**Exercise directions**
Print the records again, character for character.

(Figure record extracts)

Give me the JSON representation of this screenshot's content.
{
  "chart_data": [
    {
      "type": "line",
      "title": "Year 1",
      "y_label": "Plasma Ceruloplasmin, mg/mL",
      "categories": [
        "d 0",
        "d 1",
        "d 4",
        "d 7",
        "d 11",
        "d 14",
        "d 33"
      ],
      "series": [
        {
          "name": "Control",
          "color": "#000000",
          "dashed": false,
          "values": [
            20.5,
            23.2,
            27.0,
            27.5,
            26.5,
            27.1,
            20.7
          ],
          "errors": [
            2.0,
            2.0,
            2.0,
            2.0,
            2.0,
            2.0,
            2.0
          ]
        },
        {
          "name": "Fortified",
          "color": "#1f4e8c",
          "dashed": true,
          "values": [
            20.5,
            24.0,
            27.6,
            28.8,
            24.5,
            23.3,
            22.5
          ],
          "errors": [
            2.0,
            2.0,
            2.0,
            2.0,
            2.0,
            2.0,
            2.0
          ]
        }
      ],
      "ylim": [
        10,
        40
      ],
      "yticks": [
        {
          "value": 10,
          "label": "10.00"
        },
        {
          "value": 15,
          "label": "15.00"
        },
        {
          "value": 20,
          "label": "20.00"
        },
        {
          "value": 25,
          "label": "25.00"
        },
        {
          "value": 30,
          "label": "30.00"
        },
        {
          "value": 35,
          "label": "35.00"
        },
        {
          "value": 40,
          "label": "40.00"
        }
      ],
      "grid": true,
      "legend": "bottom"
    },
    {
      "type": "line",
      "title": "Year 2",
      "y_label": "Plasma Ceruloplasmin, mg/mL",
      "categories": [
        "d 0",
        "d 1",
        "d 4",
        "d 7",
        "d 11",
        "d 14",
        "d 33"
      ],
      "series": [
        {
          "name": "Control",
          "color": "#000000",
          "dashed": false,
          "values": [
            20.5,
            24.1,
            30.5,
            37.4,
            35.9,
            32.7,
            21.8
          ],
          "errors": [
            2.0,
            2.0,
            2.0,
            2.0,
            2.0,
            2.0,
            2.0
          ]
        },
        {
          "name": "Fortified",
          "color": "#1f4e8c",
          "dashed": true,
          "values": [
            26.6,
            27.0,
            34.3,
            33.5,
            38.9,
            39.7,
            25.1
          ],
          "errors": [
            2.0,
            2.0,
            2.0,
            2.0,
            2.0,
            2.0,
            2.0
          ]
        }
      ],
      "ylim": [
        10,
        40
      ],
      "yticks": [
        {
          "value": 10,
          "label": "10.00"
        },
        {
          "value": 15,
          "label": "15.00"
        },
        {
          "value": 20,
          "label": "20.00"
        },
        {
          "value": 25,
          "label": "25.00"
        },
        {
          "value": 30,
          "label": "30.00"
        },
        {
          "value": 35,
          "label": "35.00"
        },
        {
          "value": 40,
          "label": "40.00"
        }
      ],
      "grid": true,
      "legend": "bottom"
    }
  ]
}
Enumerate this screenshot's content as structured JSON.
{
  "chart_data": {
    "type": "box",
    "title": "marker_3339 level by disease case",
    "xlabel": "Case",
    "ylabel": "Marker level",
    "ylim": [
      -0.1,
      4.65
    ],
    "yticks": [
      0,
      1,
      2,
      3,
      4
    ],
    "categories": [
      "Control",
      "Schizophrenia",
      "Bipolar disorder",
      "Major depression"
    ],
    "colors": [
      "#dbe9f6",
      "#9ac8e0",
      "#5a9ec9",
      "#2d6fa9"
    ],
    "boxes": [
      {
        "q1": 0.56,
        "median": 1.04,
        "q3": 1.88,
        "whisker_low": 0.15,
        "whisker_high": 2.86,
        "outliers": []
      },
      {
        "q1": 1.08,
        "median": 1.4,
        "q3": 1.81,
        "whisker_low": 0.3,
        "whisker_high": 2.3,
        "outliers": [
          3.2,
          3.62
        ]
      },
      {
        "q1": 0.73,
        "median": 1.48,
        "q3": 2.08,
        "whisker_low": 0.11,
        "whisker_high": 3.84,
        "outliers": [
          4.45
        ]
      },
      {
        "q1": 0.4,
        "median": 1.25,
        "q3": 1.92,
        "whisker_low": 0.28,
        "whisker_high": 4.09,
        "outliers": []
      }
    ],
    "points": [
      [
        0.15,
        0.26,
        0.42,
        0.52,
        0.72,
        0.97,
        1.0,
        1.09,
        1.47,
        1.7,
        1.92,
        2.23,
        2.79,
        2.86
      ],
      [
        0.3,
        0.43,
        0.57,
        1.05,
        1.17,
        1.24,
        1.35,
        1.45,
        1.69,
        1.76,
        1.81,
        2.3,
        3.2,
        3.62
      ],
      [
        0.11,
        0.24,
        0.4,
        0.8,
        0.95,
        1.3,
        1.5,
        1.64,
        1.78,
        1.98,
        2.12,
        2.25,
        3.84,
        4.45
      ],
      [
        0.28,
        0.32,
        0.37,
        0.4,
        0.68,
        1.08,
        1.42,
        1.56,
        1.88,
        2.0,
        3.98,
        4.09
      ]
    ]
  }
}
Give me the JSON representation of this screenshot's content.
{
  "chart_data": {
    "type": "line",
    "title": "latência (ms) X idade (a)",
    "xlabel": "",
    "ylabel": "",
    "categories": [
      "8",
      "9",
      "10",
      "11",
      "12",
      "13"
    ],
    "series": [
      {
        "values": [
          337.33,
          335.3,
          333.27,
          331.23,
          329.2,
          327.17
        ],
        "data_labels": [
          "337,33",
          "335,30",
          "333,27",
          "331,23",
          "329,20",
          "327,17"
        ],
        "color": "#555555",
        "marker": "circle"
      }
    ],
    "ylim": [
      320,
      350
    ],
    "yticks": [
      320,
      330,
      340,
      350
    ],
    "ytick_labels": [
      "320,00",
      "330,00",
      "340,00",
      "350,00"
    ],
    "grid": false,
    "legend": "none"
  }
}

**Reply to the task**
Give me the JSON representation of this screenshot's content.
{
  "chart_data": [
    {
      "type": "line",
      "title": "Year 1",
      "y_label": "Plasma Ceruloplasmin, mg/mL",
      "categories": [
        "d 0",
        "d 1",
        "d 4",
        "d 7",
        "d 11",
        "d 14",
        "d 33"
      ],
      "series": [
        {
          "name": "Control",
          "color": "#000000",
          "dashed": false,
          "values": [
            20.5,
            23.2,
            27.0,
            27.5,
            26.5,
            27.1,
            20.7
          ],
          "errors": [
            2.0,
            2.0,
            2.0,
            2.0,
            2.0,
            2.0,
            2.0
          ]
        },
        {
          "name": "Fortified",
          "color": "#1f4e8c",
          "dashed": true,
          "values": [
            20.5,
            24.0,
            27.6,
            28.8,
            24.5,
            23.3,
            22.5
          ],
          "errors": [
            2.0,
            2.0,
            2.0,
            2.0,
            2.0,
            2.0,
            2.0
          ]
        }
      ],
      "ylim": [
        10,
        40
      ],
      "yticks": [
        {
          "value": 10,
          "label": "10.00"
        },
        {
          "value": 15,
          "label": "15.00"
        },
        {
          "value": 20,
          "label": "20.00"
        },
        {
          "value": 25,
          "label": "25.00"
        },
        {
          "value": 30,
          "label": "30.00"
        },
        {
          "value": 35,
          "label": "35.00"
        },
        {
          "value": 40,
          "label": "40.00"
        }
      ],
      "grid": true,
      "legend": "bottom"
    },
    {
      "type": "line",
      "title": "Year 2",
      "y_label": "Plasma Ceruloplasmin, mg/mL",
      "categories": [
        "d 0",
        "d 1",
        "d 4",
        "d 7",
        "d 11",
        "d 14",
        "d 33"
      ],
      "series": [
        {
          "name": "Control",
          "color": "#000000",
          "dashed": false,
          "values": [
            20.5,
            24.1,
            30.5,
            37.4,
            35.9,
            32.7,
            21.8
          ],
          "errors": [
            2.0,
            2.0,
            2.0,
            2.0,
            2.0,
            2.0,
            2.0
          ]
        },
        {
          "name": "Fortified",
          "color": "#1f4e8c",
          "dashed": true,
          "values": [
            26.6,
            27.0,
            34.3,
            33.5,
            38.9,
            39.7,
            25.1
          ],
          "errors": [
            2.0,
            2.0,
            2.0,
            2.0,
            2.0,
            2.0,
            2.0
          ]
        }
      ],
      "ylim": [
        10,
        40
      ],
      "yticks": [
        {
          "value": 10,
          "label": "10.00"
        },
        {
          "value": 15,
          "label": "15.00"
        },
        {
          "value": 20,
          "label": "20.00"
        },
        {
          "value": 25,
          "label": "25.00"
        },
        {
          "value": 30,
          "label": "30.00"
        },
        {
          "value": 35,
          "label": "35.00"
        },
        {
          "value": 40,
          "label": "40.00"
        }
      ],
      "grid": true,
      "legend": "bottom"
    }
  ]
}
Enumerate this screenshot's content as structured JSON.
{
  "chart_data": {
    "type": "box",
    "title": "marker_3339 level by disease case",
    "xlabel": "Case",
    "ylabel": "Marker level",
    "ylim": [
      -0.1,
      4.65
    ],
    "yticks": [
      0,
      1,
      2,
      3,
      4
    ],
    "categories": [
      "Control",
      "Schizophrenia",
      "Bipolar disorder",
      "Major depression"
    ],
    "colors": [
      "#dbe9f6",
      "#9ac8e0",
      "#5a9ec9",
      "#2d6fa9"
    ],
    "boxes": [
      {
        "q1": 0.56,
        "median": 1.04,
        "q3": 1.88,
        "whisker_low": 0.15,
        "whisker_high": 2.86,
        "outliers": []
      },
      {
        "q1": 1.08,
        "median": 1.4,
        "q3": 1.81,
        "whisker_low": 0.3,
        "whisker_high": 2.3,
        "outliers": [
          3.2,
          3.62
        ]
      },
      {
        "q1": 0.73,
        "median": 1.48,
        "q3": 2.08,
        "whisker_low": 0.11,
        "whisker_high": 3.84,
        "outliers": [
          4.45
        ]
      },
      {
        "q1": 0.4,
        "median": 1.25,
        "q3": 1.92,
        "whisker_low": 0.28,
        "whisker_high": 4.09,
        "outliers": []
      }
    ],
    "points": [
      [
        0.15,
        0.26,
        0.42,
        0.52,
        0.72,
        0.97,
        1.0,
        1.09,
        1.47,
        1.7,
        1.92,
        2.23,
        2.79,
        2.86
      ],
      [
        0.3,
        0.43,
        0.57,
        1.05,
        1.17,
        1.24,
        1.35,
        1.45,
        1.69,
        1.76,
        1.81,
        2.3,
        3.2,
        3.62
      ],
      [
        0.11,
        0.24,
        0.4,
        0.8,
        0.95,
        1.3,
        1.5,
        1.64,
        1.78,
        1.98,
        2.12,
        2.25,
        3.84,
        4.45
      ],
      [
        0.28,
        0.32,
        0.37,
        0.4,
        0.68,
        1.08,
        1.42,
        1.56,
        1.88,
        2.0,
        3.98,
        4.09
      ]
    ]
  }
}
Give me the JSON representation of this screenshot's content.
{
  "chart_data": {
    "type": "line",
    "title": "latência (ms) X idade (a)",
    "xlabel": "",
    "ylabel": "",
    "categories": [
      "8",
      "9",
      "10",
      "11",
      "12",
      "13"
    ],
    "series": [
      {
        "values": [
          337.33,
          335.3,
          333.27,
          331.23,
          329.2,
          327.17
        ],
        "data_labels": [
          "337,33",
          "335,30",
          "333,27",
          "331,23",
          "329,20",
          "327,17"
        ],
        "color": "#555555",
        "marker": "circle"
      }
    ],
    "ylim": [
      320,
      350
    ],
    "yticks": [
      320,
      330,
      340,
      350
    ],
    "ytick_labels": [
      "320,00",
      "330,00",
      "340,00",
      "350,00"
    ],
    "grid": false,
    "legend": "none"
  }
}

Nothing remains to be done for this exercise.